Extracted records
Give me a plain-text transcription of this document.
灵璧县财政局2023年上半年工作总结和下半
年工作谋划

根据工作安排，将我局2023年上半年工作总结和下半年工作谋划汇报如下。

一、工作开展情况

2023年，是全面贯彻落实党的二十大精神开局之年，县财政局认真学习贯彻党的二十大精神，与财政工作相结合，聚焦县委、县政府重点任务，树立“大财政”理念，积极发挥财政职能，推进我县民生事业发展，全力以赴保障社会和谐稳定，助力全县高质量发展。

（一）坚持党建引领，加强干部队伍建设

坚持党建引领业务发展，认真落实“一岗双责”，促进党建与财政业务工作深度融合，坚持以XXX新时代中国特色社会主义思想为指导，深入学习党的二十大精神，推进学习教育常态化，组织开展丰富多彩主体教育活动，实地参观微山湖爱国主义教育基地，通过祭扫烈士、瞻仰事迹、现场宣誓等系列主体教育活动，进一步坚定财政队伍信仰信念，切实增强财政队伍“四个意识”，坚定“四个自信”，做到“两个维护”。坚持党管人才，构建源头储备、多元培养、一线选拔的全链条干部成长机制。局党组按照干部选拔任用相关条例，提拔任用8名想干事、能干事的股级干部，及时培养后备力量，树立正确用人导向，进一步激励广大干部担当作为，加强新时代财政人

Exercise task —
Set down each entry again, unchanged.

Right answer —
Give me a plain-text transcription of this document.
灵璧县财政局2023年上半年工作总结和下半
年工作谋划

根据工作安排，将我局2023年上半年工作总结和下半年工作谋划汇报如下。

一、工作开展情况

2023年，是全面贯彻落实党的二十大精神开局之年，县财政局认真学习贯彻党的二十大精神，与财政工作相结合，聚焦县委、县政府重点任务，树立“大财政”理念，积极发挥财政职能，推进我县民生事业发展，全力以赴保障社会和谐稳定，助力全县高质量发展。

（一）坚持党建引领，加强干部队伍建设

坚持党建引领业务发展，认真落实“一岗双责”，促进党建与财政业务工作深度融合，坚持以XXX新时代中国特色社会主义思想为指导，深入学习党的二十大精神，推进学习教育常态化，组织开展丰富多彩主体教育活动，实地参观微山湖爱国主义教育基地，通过祭扫烈士、瞻仰事迹、现场宣誓等系列主体教育活动，进一步坚定财政队伍信仰信念，切实增强财政队伍“四个意识”，坚定“四个自信”，做到“两个维护”。坚持党管人才，构建源头储备、多元培养、一线选拔的全链条干部成长机制。局党组按照干部选拔任用相关条例，提拔任用8名想干事、能干事的股级干部，及时培养后备力量，树立正确用人导向，进一步激励广大干部担当作为，加强新时代财政人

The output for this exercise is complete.